* **GIVEN EXERCISE**: Collect each line containing "Pipe".

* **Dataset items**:
==========

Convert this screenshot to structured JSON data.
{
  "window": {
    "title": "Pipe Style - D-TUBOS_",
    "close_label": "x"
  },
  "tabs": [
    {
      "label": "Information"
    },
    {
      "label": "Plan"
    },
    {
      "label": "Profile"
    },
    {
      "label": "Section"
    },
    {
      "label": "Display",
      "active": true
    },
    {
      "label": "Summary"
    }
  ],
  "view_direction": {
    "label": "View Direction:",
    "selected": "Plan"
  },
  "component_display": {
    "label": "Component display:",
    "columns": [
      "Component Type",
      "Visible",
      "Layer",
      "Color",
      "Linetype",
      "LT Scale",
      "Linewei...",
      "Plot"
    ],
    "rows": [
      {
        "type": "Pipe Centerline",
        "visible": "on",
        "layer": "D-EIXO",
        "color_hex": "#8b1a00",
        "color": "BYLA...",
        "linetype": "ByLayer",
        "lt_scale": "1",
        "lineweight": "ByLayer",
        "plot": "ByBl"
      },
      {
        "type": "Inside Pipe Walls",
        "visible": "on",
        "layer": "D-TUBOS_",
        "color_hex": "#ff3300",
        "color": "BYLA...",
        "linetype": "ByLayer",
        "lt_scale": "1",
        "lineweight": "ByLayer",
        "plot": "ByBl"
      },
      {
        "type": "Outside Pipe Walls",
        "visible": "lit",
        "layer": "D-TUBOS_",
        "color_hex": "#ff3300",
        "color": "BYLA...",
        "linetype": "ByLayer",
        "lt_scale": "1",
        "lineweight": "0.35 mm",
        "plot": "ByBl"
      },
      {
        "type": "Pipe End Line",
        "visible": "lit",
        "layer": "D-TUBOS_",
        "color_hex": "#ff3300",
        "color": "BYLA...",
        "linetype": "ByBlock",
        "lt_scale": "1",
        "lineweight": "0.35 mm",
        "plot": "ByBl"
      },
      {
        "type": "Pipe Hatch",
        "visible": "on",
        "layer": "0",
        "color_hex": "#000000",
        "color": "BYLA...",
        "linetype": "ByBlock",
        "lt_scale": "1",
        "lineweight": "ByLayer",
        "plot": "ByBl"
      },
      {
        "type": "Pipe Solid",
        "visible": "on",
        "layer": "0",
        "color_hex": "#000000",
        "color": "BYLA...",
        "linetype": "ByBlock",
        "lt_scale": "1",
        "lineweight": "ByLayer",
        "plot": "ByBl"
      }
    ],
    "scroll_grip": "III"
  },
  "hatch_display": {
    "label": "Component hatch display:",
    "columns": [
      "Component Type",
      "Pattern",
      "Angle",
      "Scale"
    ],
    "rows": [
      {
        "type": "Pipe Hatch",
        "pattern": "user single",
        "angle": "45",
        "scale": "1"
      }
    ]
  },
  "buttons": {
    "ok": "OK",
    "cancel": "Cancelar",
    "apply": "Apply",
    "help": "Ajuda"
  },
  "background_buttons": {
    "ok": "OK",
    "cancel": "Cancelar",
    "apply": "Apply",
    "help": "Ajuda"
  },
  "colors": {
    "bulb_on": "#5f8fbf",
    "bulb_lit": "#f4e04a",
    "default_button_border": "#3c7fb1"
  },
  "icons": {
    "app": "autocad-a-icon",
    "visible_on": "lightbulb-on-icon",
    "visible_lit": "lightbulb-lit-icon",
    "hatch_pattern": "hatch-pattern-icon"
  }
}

==========

* **ANSWER FOR THE TASK**:
    "title": "Pipe Style - D-TUBOS_",
        "type": "Pipe Centerline",
        "type": "Inside Pipe Walls",
        "type": "Outside Pipe Walls",
        "type": "Pipe End Line",
        "type": "Pipe Hatch",
        "type": "Pipe Solid",
        "type": "Pipe Hatch",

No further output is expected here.